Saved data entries
.....
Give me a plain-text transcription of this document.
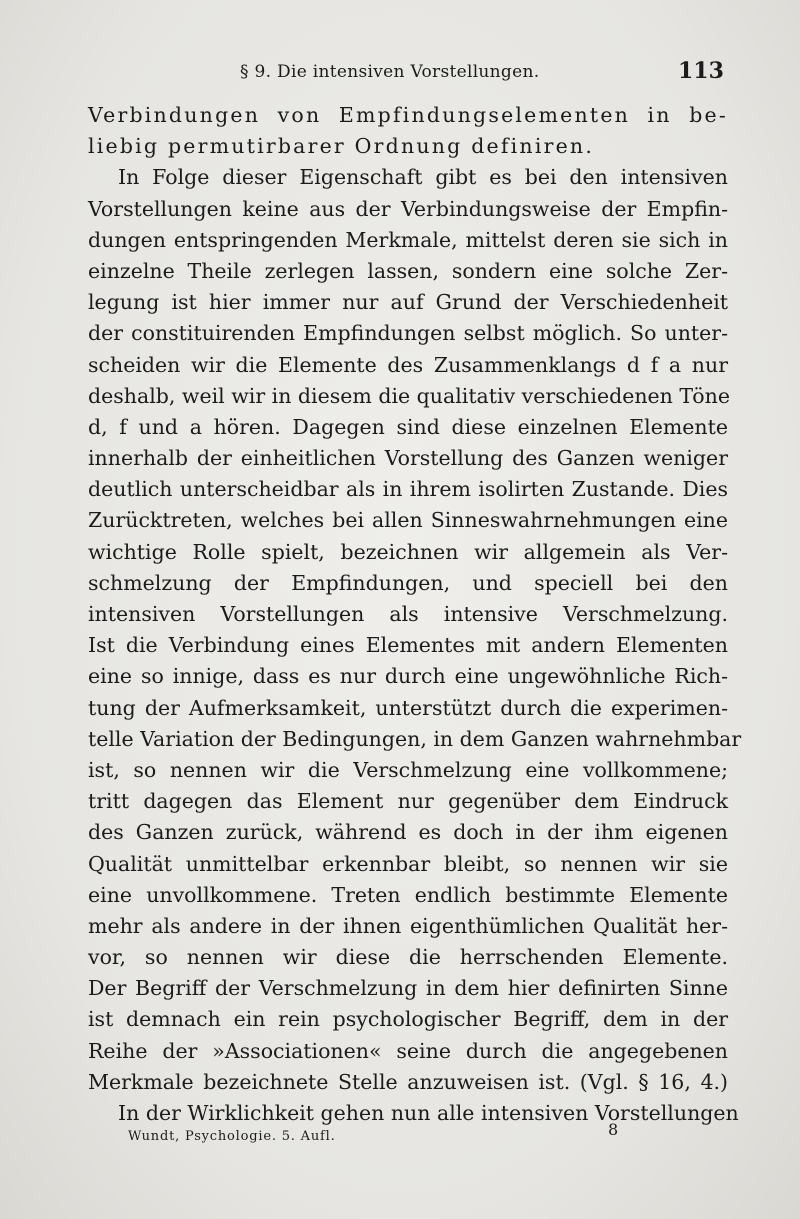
§ 9. Die intensiven Vorstellungen.	113
Verbindungen von Empfindungselementen in be-
liebig permutirbarer Ordnung definiren.
In Folge dieser Eigenschaft gibt es bei den intensiven
Vorstellungen keine aus der Verbindungsweise der Empfin-
dungen entspringenden Merkmale, mittelst deren sie sich in
einzelne Theile zerlegen lassen, sondern eine solche Zer-
legung ist hier immer nur auf Grund der Verschiedenheit
der constituirenden Empfindungen selbst möglich. So unter-
scheiden wir die Elemente des Zusammenklangs d f a nur
deshalb, weil wir in diesem die qualitativ verschiedenen Töne
d, f und a hören. Dagegen sind diese einzelnen Elemente
innerhalb der einheitlichen Vorstellung des Ganzen weniger
deutlich unterscheidbar als in ihrem isolirten Zustande. Dies
Zurücktreten, welches bei allen Sinneswahrnehmungen eine
wichtige Rolle spielt, bezeichnen wir allgemein als Ver-
schmelzung der Empfindungen, und speciell bei den
intensiven Vorstellungen als intensive Verschmelzung.
Ist die Verbindung eines Elementes mit andern Elementen
eine so innige, dass es nur durch eine ungewöhnliche Rich-
tung der Aufmerksamkeit, unterstützt durch die experimen-
telle Variation der Bedingungen, in dem Ganzen wahrnehmbar
ist, so nennen wir die Verschmelzung eine vollkommene;
tritt dagegen das Element nur gegenüber dem Eindruck
des Ganzen zurück, während es doch in der ihm eigenen
Qualität unmittelbar erkennbar bleibt, so nennen wir sie
eine unvollkommene. Treten endlich bestimmte Elemente
mehr als andere in der ihnen eigenthümlichen Qualität her-
vor, so nennen wir diese die herrschenden Elemente.
Der Begriff der Verschmelzung in dem hier definirten Sinne
ist demnach ein rein psychologischer Begriff, dem in der
Reihe der »Associationen« seine durch die angegebenen
Merkmale bezeichnete Stelle anzuweisen ist. (Vgl. § 16, 4.)
In der Wirklichkeit gehen nun alle intensiven Vorstellungen
Wundt, Psychologie. 5. Aufl.	8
.....
Read the entries above, then pull out the lines that include "Qualität".

Qualität unmittelbar erkennbar bleibt, so nennen wir sie
mehr als andere in der ihnen eigenthümlichen Qualität her-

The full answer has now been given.